TASK PROMPT: Repeat, line for line, the entries printed below.

MATERIAL SUPPLIED:
───

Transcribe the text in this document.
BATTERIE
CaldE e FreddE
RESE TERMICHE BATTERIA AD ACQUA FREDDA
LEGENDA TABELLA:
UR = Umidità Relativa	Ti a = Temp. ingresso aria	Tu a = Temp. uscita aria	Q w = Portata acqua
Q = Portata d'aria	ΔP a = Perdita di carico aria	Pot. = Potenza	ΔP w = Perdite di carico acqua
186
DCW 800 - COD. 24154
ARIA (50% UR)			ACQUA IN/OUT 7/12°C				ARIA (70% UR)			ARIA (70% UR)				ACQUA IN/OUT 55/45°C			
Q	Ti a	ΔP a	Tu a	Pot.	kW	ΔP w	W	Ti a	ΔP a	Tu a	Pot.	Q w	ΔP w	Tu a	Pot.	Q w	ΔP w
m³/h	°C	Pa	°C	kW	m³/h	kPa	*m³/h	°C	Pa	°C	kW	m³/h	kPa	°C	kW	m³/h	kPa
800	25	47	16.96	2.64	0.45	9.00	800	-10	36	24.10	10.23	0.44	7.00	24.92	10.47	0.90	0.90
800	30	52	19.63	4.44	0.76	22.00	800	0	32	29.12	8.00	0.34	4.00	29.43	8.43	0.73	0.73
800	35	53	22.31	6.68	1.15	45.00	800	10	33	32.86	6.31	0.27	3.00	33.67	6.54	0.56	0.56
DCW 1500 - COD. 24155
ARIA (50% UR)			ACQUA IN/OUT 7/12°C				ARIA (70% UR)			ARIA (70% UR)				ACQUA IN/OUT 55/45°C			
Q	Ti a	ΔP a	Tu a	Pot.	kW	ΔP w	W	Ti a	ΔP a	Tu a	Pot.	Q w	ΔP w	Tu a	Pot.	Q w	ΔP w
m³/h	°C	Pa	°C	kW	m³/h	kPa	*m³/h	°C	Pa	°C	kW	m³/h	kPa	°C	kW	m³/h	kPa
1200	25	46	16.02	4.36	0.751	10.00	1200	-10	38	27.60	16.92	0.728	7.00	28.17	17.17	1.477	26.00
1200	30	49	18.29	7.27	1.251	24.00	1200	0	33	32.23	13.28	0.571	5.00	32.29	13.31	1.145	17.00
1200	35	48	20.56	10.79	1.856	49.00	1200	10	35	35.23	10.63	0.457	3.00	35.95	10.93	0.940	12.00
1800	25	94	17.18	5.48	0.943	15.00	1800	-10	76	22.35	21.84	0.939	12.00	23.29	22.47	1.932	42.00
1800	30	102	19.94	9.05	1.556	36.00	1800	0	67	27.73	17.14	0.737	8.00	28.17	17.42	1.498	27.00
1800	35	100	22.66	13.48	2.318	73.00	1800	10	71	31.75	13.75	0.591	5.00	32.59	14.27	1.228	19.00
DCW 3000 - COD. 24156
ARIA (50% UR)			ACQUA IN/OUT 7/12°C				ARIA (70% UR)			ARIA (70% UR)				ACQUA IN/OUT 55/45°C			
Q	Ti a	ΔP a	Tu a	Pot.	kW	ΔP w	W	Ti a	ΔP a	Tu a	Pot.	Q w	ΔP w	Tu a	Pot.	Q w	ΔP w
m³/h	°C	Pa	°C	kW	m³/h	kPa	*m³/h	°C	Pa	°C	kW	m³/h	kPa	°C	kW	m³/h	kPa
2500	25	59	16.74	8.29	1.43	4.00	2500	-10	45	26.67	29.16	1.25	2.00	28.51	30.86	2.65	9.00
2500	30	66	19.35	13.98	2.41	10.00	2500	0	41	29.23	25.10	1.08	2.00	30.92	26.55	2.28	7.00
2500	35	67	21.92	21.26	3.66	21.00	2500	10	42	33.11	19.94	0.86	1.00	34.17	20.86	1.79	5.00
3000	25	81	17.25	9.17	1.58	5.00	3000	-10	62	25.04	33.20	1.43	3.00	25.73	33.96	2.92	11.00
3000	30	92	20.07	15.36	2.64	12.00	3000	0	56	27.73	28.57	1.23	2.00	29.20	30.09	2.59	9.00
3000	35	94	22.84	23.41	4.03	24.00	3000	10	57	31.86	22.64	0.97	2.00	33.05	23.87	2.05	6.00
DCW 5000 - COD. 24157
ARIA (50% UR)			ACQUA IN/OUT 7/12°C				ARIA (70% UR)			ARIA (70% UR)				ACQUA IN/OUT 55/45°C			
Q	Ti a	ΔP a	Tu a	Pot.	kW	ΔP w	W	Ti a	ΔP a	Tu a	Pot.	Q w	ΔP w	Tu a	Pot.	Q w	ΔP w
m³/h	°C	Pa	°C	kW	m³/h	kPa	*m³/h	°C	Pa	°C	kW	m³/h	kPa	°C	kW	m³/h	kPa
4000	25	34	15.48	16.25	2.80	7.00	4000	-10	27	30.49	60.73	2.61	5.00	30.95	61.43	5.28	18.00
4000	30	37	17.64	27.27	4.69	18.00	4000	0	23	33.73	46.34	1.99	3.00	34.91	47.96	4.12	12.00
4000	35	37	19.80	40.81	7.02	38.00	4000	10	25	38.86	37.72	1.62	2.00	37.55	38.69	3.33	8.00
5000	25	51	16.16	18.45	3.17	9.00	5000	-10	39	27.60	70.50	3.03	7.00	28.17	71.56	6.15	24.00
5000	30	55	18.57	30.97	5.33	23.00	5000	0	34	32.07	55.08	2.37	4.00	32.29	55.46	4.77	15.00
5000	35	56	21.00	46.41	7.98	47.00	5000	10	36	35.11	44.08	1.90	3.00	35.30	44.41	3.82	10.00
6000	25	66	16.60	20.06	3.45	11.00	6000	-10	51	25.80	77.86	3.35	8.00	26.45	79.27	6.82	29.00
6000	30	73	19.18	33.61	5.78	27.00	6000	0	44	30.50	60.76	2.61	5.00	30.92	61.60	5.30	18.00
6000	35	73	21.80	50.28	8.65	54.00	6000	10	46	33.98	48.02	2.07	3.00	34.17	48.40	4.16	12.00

───

SOLUTION TO THE EXERCISE:
Transcribe the text in this document.
BATTERIE
CaldE e FreddE
RESE TERMICHE BATTERIA AD ACQUA FREDDA
LEGENDA TABELLA:
UR = Umidità Relativa	Ti a = Temp. ingresso aria	Tu a = Temp. uscita aria	Q w = Portata acqua
Q = Portata d'aria	ΔP a = Perdita di carico aria	Pot. = Potenza	ΔP w = Perdite di carico acqua
186
DCW 800 - COD. 24154
ARIA (50% UR)			ACQUA IN/OUT 7/12°C				ARIA (70% UR)			ARIA (70% UR)				ACQUA IN/OUT 55/45°C			
Q	Ti a	ΔP a	Tu a	Pot.	kW	ΔP w	W	Ti a	ΔP a	Tu a	Pot.	Q w	ΔP w	Tu a	Pot.	Q w	ΔP w
m³/h	°C	Pa	°C	kW	m³/h	kPa	*m³/h	°C	Pa	°C	kW	m³/h	kPa	°C	kW	m³/h	kPa
800	25	47	16.96	2.64	0.45	9.00	800	-10	36	24.10	10.23	0.44	7.00	24.92	10.47	0.90	0.90
800	30	52	19.63	4.44	0.76	22.00	800	0	32	29.12	8.00	0.34	4.00	29.43	8.43	0.73	0.73
800	35	53	22.31	6.68	1.15	45.00	800	10	33	32.86	6.31	0.27	3.00	33.67	6.54	0.56	0.56
DCW 1500 - COD. 24155
ARIA (50% UR)			ACQUA IN/OUT 7/12°C				ARIA (70% UR)			ARIA (70% UR)				ACQUA IN/OUT 55/45°C			
Q	Ti a	ΔP a	Tu a	Pot.	kW	ΔP w	W	Ti a	ΔP a	Tu a	Pot.	Q w	ΔP w	Tu a	Pot.	Q w	ΔP w
m³/h	°C	Pa	°C	kW	m³/h	kPa	*m³/h	°C	Pa	°C	kW	m³/h	kPa	°C	kW	m³/h	kPa
1200	25	46	16.02	4.36	0.751	10.00	1200	-10	38	27.60	16.92	0.728	7.00	28.17	17.17	1.477	26.00
1200	30	49	18.29	7.27	1.251	24.00	1200	0	33	32.23	13.28	0.571	5.00	32.29	13.31	1.145	17.00
1200	35	48	20.56	10.79	1.856	49.00	1200	10	35	35.23	10.63	0.457	3.00	35.95	10.93	0.940	12.00
1800	25	94	17.18	5.48	0.943	15.00	1800	-10	76	22.35	21.84	0.939	12.00	23.29	22.47	1.932	42.00
1800	30	102	19.94	9.05	1.556	36.00	1800	0	67	27.73	17.14	0.737	8.00	28.17	17.42	1.498	27.00
1800	35	100	22.66	13.48	2.318	73.00	1800	10	71	31.75	13.75	0.591	5.00	32.59	14.27	1.228	19.00
DCW 3000 - COD. 24156
ARIA (50% UR)			ACQUA IN/OUT 7/12°C				ARIA (70% UR)			ARIA (70% UR)				ACQUA IN/OUT 55/45°C			
Q	Ti a	ΔP a	Tu a	Pot.	kW	ΔP w	W	Ti a	ΔP a	Tu a	Pot.	Q w	ΔP w	Tu a	Pot.	Q w	ΔP w
m³/h	°C	Pa	°C	kW	m³/h	kPa	*m³/h	°C	Pa	°C	kW	m³/h	kPa	°C	kW	m³/h	kPa
2500	25	59	16.74	8.29	1.43	4.00	2500	-10	45	26.67	29.16	1.25	2.00	28.51	30.86	2.65	9.00
2500	30	66	19.35	13.98	2.41	10.00	2500	0	41	29.23	25.10	1.08	2.00	30.92	26.55	2.28	7.00
2500	35	67	21.92	21.26	3.66	21.00	2500	10	42	33.11	19.94	0.86	1.00	34.17	20.86	1.79	5.00
3000	25	81	17.25	9.17	1.58	5.00	3000	-10	62	25.04	33.20	1.43	3.00	25.73	33.96	2.92	11.00
3000	30	92	20.07	15.36	2.64	12.00	3000	0	56	27.73	28.57	1.23	2.00	29.20	30.09	2.59	9.00
3000	35	94	22.84	23.41	4.03	24.00	3000	10	57	31.86	22.64	0.97	2.00	33.05	23.87	2.05	6.00
DCW 5000 - COD. 24157
ARIA (50% UR)			ACQUA IN/OUT 7/12°C				ARIA (70% UR)			ARIA (70% UR)				ACQUA IN/OUT 55/45°C			
Q	Ti a	ΔP a	Tu a	Pot.	kW	ΔP w	W	Ti a	ΔP a	Tu a	Pot.	Q w	ΔP w	Tu a	Pot.	Q w	ΔP w
m³/h	°C	Pa	°C	kW	m³/h	kPa	*m³/h	°C	Pa	°C	kW	m³/h	kPa	°C	kW	m³/h	kPa
4000	25	34	15.48	16.25	2.80	7.00	4000	-10	27	30.49	60.73	2.61	5.00	30.95	61.43	5.28	18.00
4000	30	37	17.64	27.27	4.69	18.00	4000	0	23	33.73	46.34	1.99	3.00	34.91	47.96	4.12	12.00
4000	35	37	19.80	40.81	7.02	38.00	4000	10	25	38.86	37.72	1.62	2.00	37.55	38.69	3.33	8.00
5000	25	51	16.16	18.45	3.17	9.00	5000	-10	39	27.60	70.50	3.03	7.00	28.17	71.56	6.15	24.00
5000	30	55	18.57	30.97	5.33	23.00	5000	0	34	32.07	55.08	2.37	4.00	32.29	55.46	4.77	15.00
5000	35	56	21.00	46.41	7.98	47.00	5000	10	36	35.11	44.08	1.90	3.00	35.30	44.41	3.82	10.00
6000	25	66	16.60	20.06	3.45	11.00	6000	-10	51	25.80	77.86	3.35	8.00	26.45	79.27	6.82	29.00
6000	30	73	19.18	33.61	5.78	27.00	6000	0	44	30.50	60.76	2.61	5.00	30.92	61.60	5.30	18.00
6000	35	73	21.80	50.28	8.65	54.00	6000	10	46	33.98	48.02	2.07	3.00	34.17	48.40	4.16	12.00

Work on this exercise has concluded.